Each entry below should be reproduced character for character.
══ Provided material
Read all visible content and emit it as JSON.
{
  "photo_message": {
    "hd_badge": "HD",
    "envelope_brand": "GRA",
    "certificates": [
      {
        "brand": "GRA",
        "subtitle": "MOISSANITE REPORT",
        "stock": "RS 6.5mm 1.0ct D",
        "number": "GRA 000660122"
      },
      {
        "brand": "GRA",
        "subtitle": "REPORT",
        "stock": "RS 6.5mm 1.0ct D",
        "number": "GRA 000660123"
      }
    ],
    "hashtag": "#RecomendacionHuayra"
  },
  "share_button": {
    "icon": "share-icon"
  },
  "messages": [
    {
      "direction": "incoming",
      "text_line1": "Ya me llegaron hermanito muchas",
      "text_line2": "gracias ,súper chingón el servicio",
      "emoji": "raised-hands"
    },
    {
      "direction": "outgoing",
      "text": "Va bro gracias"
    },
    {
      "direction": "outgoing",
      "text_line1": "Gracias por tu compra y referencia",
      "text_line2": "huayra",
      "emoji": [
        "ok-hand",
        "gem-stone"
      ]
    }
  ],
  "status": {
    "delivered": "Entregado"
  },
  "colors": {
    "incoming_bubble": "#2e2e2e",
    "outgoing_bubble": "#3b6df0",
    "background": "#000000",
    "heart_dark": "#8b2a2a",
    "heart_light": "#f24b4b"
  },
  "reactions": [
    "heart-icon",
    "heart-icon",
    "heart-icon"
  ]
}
════
| Task response |
Read all visible content and emit it as JSON.
{
  "photo_message": {
    "hd_badge": "HD",
    "envelope_brand": "GRA",
    "certificates": [
      {
        "brand": "GRA",
        "subtitle": "MOISSANITE REPORT",
        "stock": "RS 6.5mm 1.0ct D",
        "number": "GRA 000660122"
      },
      {
        "brand": "GRA",
        "subtitle": "REPORT",
        "stock": "RS 6.5mm 1.0ct D",
        "number": "GRA 000660123"
      }
    ],
    "hashtag": "#RecomendacionHuayra"
  },
  "share_button": {
    "icon": "share-icon"
  },
  "messages": [
    {
      "direction": "incoming",
      "text_line1": "Ya me llegaron hermanito muchas",
      "text_line2": "gracias ,súper chingón el servicio",
      "emoji": "raised-hands"
    },
    {
      "direction": "outgoing",
      "text": "Va bro gracias"
    },
    {
      "direction": "outgoing",
      "text_line1": "Gracias por tu compra y referencia",
      "text_line2": "huayra",
      "emoji": [
        "ok-hand",
        "gem-stone"
      ]
    }
  ],
  "status": {
    "delivered": "Entregado"
  },
  "colors": {
    "incoming_bubble": "#2e2e2e",
    "outgoing_bubble": "#3b6df0",
    "background": "#000000",
    "heart_dark": "#8b2a2a",
    "heart_light": "#f24b4b"
  },
  "reactions": [
    "heart-icon",
    "heart-icon",
    "heart-icon"
  ]
}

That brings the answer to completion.